[Source records]

------------------------------------------------

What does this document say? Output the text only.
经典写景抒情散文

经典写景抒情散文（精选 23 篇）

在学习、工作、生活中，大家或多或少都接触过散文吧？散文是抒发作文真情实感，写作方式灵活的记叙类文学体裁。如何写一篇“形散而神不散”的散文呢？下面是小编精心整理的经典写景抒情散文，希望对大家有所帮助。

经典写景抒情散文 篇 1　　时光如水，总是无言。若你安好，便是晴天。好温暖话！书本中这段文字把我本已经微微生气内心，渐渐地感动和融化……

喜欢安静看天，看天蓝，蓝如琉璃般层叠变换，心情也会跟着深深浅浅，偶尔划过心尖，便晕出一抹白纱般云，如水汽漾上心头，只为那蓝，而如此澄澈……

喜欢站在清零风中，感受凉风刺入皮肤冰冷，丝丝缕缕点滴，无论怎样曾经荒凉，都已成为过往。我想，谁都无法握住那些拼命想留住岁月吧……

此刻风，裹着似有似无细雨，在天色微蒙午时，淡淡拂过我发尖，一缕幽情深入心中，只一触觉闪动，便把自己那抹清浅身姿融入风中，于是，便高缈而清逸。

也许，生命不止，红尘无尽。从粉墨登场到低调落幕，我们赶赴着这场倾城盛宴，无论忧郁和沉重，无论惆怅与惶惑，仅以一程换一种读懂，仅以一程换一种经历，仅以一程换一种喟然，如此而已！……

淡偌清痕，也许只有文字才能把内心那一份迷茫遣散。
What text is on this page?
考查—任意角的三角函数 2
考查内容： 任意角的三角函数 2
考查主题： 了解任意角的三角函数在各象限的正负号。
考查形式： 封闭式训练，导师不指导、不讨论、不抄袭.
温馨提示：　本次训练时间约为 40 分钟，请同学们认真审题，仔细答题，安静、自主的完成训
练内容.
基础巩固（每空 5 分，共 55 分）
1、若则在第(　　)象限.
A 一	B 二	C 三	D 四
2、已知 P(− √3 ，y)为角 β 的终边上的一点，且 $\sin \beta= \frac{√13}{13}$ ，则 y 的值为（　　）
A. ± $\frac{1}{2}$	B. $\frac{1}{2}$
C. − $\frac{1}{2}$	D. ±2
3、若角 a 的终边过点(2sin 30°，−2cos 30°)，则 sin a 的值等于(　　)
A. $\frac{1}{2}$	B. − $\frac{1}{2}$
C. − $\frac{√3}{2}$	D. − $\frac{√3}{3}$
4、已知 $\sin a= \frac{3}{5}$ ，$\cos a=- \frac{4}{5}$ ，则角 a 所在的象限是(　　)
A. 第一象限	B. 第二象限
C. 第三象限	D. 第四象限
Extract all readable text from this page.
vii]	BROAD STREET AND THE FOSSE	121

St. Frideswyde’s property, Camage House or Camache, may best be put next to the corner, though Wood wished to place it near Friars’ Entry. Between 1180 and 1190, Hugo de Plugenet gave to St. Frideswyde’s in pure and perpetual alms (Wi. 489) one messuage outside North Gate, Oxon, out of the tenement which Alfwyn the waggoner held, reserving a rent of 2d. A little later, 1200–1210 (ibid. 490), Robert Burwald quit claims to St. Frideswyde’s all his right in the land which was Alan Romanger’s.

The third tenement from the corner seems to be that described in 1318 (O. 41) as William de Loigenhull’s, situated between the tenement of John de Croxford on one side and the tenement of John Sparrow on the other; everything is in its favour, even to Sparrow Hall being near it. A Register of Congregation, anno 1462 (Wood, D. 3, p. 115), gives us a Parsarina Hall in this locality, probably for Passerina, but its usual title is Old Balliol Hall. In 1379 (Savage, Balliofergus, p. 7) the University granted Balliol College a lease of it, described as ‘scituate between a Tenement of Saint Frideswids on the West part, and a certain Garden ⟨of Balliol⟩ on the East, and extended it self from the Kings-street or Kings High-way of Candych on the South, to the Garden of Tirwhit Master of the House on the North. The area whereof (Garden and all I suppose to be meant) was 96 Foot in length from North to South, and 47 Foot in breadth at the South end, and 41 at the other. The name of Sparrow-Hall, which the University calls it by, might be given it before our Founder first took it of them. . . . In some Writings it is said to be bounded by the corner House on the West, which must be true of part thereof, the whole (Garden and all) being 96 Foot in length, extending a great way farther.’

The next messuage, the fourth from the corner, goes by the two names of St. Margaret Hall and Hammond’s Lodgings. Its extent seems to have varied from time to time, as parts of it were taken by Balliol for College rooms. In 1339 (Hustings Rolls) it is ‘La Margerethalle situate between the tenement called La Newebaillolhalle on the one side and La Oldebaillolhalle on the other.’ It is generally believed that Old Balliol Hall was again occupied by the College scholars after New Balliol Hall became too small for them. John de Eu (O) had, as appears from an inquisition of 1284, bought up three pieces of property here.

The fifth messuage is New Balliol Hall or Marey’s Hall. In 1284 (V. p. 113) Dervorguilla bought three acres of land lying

------------------------------------------------

● **Exercise**
Go through the records and show every line with the string "land" in it.

● **Response to the task**
St. Frideswyde’s property, Camage House or Camache, may best be put next to the corner, though Wood wished to place it near Friars’ Entry. Between 1180 and 1190, Hugo de Plugenet gave to St. Frideswyde’s in pure and perpetual alms (Wi. 489) one messuage outside North Gate, Oxon, out of the tenement which Alfwyn the waggoner held, reserving a rent of 2d. A little later, 1200–1210 (ibid. 490), Robert Burwald quit claims to St. Frideswyde’s all his right in the land which was Alan Romanger’s.
The fifth messuage is New Balliol Hall or Marey’s Hall. In 1284 (V. p. 113) Dervorguilla bought three acres of land lying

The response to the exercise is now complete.